EXERCISE OBJECTIVE –
Only the number is wanted: count the lines that contain "nuts".

----

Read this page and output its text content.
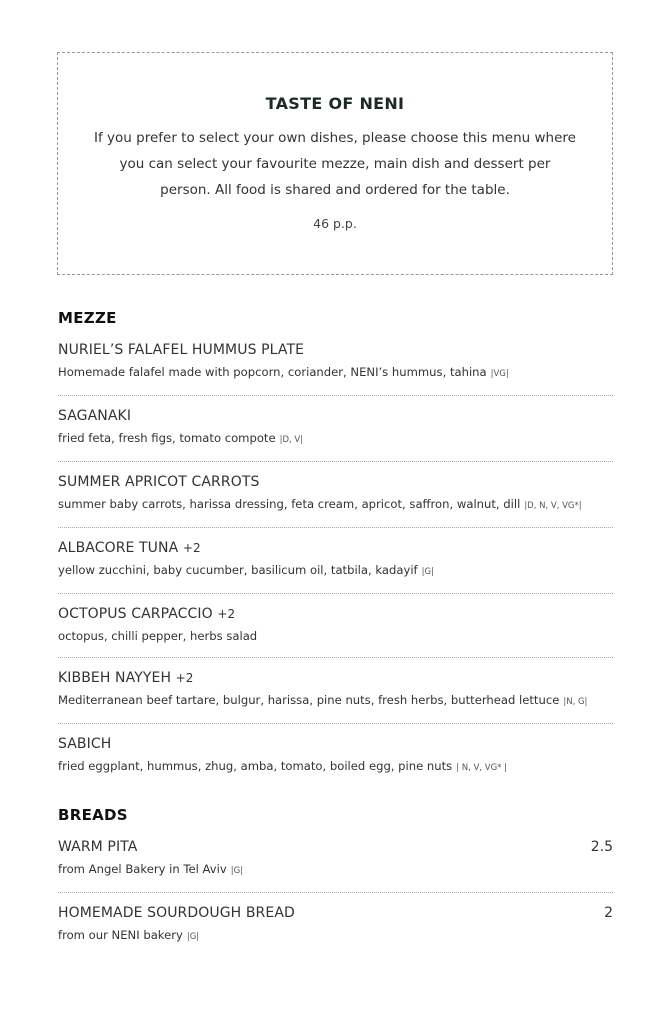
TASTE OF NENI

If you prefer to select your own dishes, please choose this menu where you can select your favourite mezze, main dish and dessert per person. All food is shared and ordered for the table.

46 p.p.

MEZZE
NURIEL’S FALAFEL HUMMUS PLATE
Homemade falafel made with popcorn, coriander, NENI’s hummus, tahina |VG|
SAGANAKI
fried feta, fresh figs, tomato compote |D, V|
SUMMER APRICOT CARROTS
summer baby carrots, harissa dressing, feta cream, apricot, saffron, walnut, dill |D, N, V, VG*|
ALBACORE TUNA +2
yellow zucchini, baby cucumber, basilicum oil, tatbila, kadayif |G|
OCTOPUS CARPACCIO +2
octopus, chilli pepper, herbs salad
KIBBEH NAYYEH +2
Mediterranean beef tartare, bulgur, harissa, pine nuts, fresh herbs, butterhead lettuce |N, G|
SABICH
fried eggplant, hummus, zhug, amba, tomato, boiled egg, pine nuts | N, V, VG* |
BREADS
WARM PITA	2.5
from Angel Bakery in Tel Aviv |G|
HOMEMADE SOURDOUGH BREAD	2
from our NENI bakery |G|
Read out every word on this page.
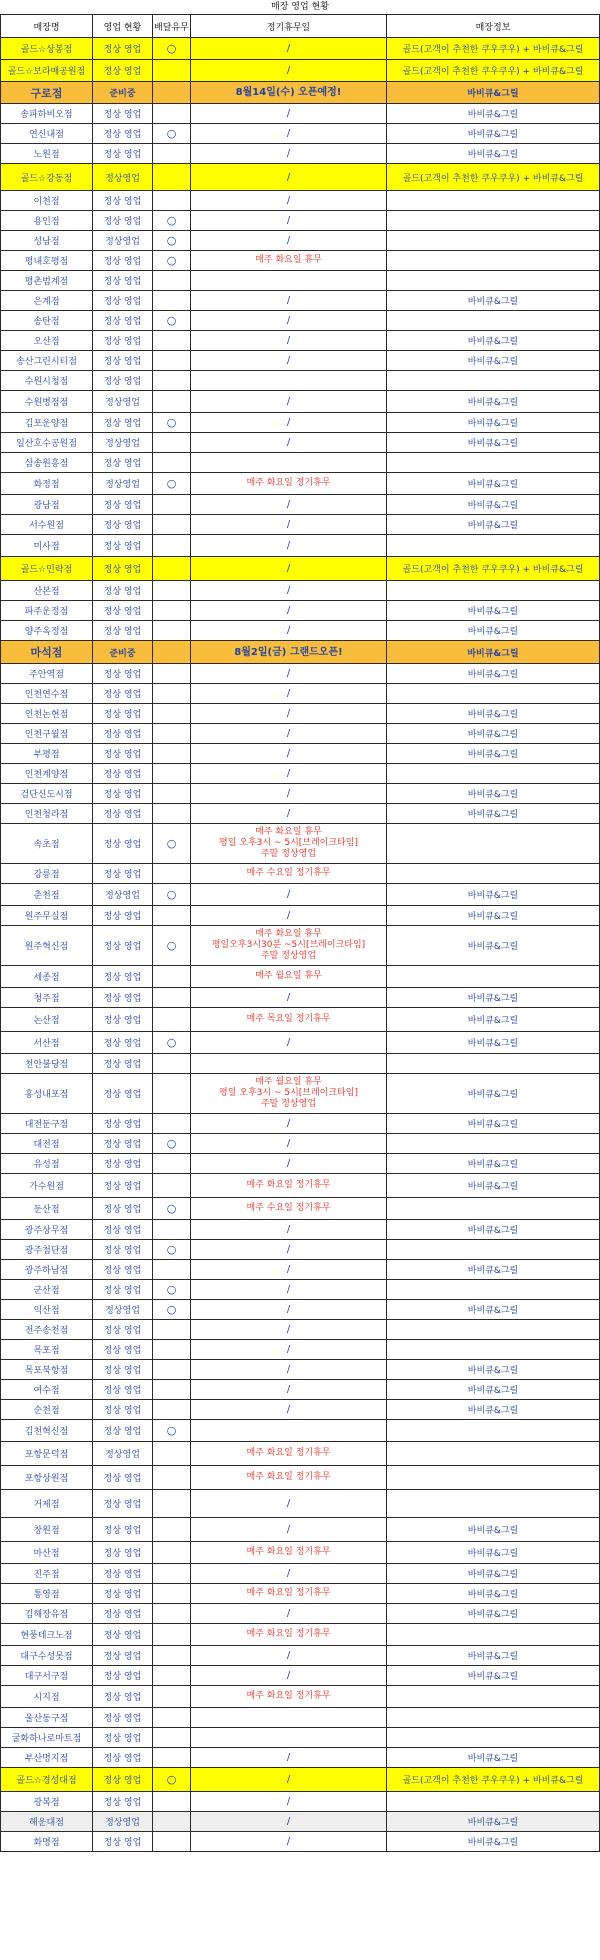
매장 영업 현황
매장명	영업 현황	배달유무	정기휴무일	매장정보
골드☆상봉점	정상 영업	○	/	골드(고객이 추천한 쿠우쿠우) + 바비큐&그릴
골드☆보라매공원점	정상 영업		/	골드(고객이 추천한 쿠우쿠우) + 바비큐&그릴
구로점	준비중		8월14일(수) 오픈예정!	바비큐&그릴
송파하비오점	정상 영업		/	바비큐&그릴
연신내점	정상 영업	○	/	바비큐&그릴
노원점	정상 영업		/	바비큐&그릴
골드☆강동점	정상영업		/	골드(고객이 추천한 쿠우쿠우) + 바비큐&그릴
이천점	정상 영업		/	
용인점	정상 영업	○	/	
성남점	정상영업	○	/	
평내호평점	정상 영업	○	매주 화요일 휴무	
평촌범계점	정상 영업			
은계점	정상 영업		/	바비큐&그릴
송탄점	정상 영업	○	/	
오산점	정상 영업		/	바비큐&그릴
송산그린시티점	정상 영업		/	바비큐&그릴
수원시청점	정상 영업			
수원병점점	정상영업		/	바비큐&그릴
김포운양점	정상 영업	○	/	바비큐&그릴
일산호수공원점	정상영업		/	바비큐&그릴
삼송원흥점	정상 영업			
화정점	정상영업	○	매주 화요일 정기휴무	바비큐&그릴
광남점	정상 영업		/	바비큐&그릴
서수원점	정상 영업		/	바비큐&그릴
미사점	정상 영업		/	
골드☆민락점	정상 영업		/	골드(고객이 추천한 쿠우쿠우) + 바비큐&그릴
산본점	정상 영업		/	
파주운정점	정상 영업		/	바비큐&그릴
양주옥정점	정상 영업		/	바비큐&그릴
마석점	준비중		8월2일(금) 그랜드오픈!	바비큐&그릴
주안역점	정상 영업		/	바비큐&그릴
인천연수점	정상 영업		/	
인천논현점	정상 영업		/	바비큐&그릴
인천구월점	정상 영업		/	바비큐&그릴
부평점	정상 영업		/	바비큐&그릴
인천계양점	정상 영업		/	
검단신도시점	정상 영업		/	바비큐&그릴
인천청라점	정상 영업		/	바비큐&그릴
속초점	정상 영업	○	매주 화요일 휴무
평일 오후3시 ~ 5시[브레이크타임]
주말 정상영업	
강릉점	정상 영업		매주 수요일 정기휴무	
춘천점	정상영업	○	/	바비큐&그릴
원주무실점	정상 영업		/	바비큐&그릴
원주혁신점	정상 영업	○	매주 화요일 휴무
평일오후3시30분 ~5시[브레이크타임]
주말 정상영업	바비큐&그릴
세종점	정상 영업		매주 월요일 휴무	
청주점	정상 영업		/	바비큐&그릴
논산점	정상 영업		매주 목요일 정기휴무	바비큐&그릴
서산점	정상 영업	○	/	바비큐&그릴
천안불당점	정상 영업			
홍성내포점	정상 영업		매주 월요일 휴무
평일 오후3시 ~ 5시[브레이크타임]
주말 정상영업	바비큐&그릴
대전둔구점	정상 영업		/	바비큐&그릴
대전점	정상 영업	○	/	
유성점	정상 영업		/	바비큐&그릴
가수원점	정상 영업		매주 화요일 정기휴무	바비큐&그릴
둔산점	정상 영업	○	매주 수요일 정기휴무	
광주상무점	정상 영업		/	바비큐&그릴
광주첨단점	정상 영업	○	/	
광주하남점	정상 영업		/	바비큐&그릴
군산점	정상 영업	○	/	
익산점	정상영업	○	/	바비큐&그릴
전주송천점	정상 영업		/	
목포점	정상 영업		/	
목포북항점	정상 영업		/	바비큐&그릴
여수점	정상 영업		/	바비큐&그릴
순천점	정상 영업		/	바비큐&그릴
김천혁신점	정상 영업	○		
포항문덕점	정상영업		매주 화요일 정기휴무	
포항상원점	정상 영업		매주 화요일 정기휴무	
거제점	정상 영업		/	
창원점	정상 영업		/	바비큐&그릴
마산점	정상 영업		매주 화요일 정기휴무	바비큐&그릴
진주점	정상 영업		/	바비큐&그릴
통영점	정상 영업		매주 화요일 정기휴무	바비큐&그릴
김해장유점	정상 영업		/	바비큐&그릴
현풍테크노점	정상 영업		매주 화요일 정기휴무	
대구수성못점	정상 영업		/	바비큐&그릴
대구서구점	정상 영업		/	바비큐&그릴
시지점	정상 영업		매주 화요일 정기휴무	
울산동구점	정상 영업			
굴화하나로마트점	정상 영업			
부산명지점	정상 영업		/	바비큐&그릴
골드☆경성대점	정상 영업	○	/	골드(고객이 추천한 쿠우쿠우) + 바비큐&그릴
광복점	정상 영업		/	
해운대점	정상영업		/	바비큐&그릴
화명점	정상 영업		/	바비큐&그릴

----

FULL OUTPUT –
2